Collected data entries
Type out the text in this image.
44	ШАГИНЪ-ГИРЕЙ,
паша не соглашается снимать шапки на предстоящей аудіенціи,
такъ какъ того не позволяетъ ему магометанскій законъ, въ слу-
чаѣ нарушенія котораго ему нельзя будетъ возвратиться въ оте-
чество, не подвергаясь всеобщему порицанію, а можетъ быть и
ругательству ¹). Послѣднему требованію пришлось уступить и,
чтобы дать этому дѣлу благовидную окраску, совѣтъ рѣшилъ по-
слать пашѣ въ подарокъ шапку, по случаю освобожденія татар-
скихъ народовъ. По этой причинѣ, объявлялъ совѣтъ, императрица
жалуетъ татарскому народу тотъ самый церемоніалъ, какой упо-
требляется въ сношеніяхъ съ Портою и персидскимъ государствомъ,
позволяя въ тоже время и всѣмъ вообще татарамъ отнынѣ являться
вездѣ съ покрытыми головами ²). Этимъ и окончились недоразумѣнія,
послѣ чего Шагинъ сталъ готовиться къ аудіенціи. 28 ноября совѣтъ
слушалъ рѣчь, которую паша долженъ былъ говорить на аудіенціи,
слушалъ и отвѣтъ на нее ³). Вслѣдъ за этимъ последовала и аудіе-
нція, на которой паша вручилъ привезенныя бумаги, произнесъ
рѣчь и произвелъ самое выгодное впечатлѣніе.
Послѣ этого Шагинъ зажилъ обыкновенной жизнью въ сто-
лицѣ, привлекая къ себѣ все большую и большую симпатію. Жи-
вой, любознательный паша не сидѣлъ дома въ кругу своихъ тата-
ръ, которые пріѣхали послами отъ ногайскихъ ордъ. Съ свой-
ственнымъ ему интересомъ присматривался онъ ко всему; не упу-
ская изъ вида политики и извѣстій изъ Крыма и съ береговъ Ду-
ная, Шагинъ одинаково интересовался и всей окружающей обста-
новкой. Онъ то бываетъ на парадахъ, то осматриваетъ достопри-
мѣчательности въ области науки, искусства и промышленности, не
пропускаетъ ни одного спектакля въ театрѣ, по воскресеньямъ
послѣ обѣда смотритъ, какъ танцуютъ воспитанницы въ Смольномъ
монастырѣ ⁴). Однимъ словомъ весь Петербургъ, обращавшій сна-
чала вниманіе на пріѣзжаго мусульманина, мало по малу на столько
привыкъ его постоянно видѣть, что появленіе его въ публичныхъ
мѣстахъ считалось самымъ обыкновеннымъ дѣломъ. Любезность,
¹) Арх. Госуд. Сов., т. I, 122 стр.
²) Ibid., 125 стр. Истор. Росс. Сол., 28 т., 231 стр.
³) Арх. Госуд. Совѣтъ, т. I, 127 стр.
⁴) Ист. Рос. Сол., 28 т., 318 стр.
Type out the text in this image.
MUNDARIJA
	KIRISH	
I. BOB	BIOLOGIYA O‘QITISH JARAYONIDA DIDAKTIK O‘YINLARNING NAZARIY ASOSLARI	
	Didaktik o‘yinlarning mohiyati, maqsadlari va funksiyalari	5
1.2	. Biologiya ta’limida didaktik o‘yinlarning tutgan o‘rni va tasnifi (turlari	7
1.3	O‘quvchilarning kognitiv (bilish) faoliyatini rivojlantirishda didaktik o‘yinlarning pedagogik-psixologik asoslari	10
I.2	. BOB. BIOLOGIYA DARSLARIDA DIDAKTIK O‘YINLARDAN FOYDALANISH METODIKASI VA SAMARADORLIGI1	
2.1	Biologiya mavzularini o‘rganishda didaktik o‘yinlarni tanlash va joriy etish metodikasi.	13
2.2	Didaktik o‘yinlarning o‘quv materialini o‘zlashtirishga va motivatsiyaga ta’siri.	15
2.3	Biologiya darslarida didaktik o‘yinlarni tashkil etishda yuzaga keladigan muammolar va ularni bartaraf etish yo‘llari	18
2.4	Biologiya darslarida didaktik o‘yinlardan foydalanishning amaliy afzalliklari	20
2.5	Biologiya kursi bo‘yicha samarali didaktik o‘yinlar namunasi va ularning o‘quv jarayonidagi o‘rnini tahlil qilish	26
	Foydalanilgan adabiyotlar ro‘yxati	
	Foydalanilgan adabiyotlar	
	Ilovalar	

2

DIRECTIONS »
Exactly as shown, repeat every record.

ANSWER BELOW »
Type out the text in this image.
44	ШАГИНЪ-ГИРЕЙ,
паша не соглашается снимать шапки на предстоящей аудіенціи,
такъ какъ того не позволяетъ ему магометанскій законъ, въ слу-
чаѣ нарушенія котораго ему нельзя будетъ возвратиться въ оте-
чество, не подвергаясь всеобщему порицанію, а можетъ быть и
ругательству ¹). Послѣднему требованію пришлось уступить и,
чтобы дать этому дѣлу благовидную окраску, совѣтъ рѣшилъ по-
слать пашѣ въ подарокъ шапку, по случаю освобожденія татар-
скихъ народовъ. По этой причинѣ, объявлялъ совѣтъ, императрица
жалуетъ татарскому народу тотъ самый церемоніалъ, какой упо-
требляется въ сношеніяхъ съ Портою и персидскимъ государствомъ,
позволяя въ тоже время и всѣмъ вообще татарамъ отнынѣ являться
вездѣ съ покрытыми головами ²). Этимъ и окончились недоразумѣнія,
послѣ чего Шагинъ сталъ готовиться къ аудіенціи. 28 ноября совѣтъ
слушалъ рѣчь, которую паша долженъ былъ говорить на аудіенціи,
слушалъ и отвѣтъ на нее ³). Вслѣдъ за этимъ последовала и аудіе-
нція, на которой паша вручилъ привезенныя бумаги, произнесъ
рѣчь и произвелъ самое выгодное впечатлѣніе.
Послѣ этого Шагинъ зажилъ обыкновенной жизнью въ сто-
лицѣ, привлекая къ себѣ все большую и большую симпатію. Жи-
вой, любознательный паша не сидѣлъ дома въ кругу своихъ тата-
ръ, которые пріѣхали послами отъ ногайскихъ ордъ. Съ свой-
ственнымъ ему интересомъ присматривался онъ ко всему; не упу-
ская изъ вида политики и извѣстій изъ Крыма и съ береговъ Ду-
ная, Шагинъ одинаково интересовался и всей окружающей обста-
новкой. Онъ то бываетъ на парадахъ, то осматриваетъ достопри-
мѣчательности въ области науки, искусства и промышленности, не
пропускаетъ ни одного спектакля въ театрѣ, по воскресеньямъ
послѣ обѣда смотритъ, какъ танцуютъ воспитанницы въ Смольномъ
монастырѣ ⁴). Однимъ словомъ весь Петербургъ, обращавшій сна-
чала вниманіе на пріѣзжаго мусульманина, мало по малу на столько
привыкъ его постоянно видѣть, что появленіе его въ публичныхъ
мѣстахъ считалось самымъ обыкновеннымъ дѣломъ. Любезность,
¹) Арх. Госуд. Сов., т. I, 122 стр.
²) Ibid., 125 стр. Истор. Росс. Сол., 28 т., 231 стр.
³) Арх. Госуд. Совѣтъ, т. I, 127 стр.
⁴) Ист. Рос. Сол., 28 т., 318 стр.
Type out the text in this image.
MUNDARIJA
	KIRISH	
I. BOB	BIOLOGIYA O‘QITISH JARAYONIDA DIDAKTIK O‘YINLARNING NAZARIY ASOSLARI	
	Didaktik o‘yinlarning mohiyati, maqsadlari va funksiyalari	5
1.2	. Biologiya ta’limida didaktik o‘yinlarning tutgan o‘rni va tasnifi (turlari	7
1.3	O‘quvchilarning kognitiv (bilish) faoliyatini rivojlantirishda didaktik o‘yinlarning pedagogik-psixologik asoslari	10
I.2	. BOB. BIOLOGIYA DARSLARIDA DIDAKTIK O‘YINLARDAN FOYDALANISH METODIKASI VA SAMARADORLIGI1	
2.1	Biologiya mavzularini o‘rganishda didaktik o‘yinlarni tanlash va joriy etish metodikasi.	13
2.2	Didaktik o‘yinlarning o‘quv materialini o‘zlashtirishga va motivatsiyaga ta’siri.	15
2.3	Biologiya darslarida didaktik o‘yinlarni tashkil etishda yuzaga keladigan muammolar va ularni bartaraf etish yo‘llari	18
2.4	Biologiya darslarida didaktik o‘yinlardan foydalanishning amaliy afzalliklari	20
2.5	Biologiya kursi bo‘yicha samarali didaktik o‘yinlar namunasi va ularning o‘quv jarayonidagi o‘rnini tahlil qilish	26
	Foydalanilgan adabiyotlar ro‘yxati	
	Foydalanilgan adabiyotlar	
	Ilovalar	

2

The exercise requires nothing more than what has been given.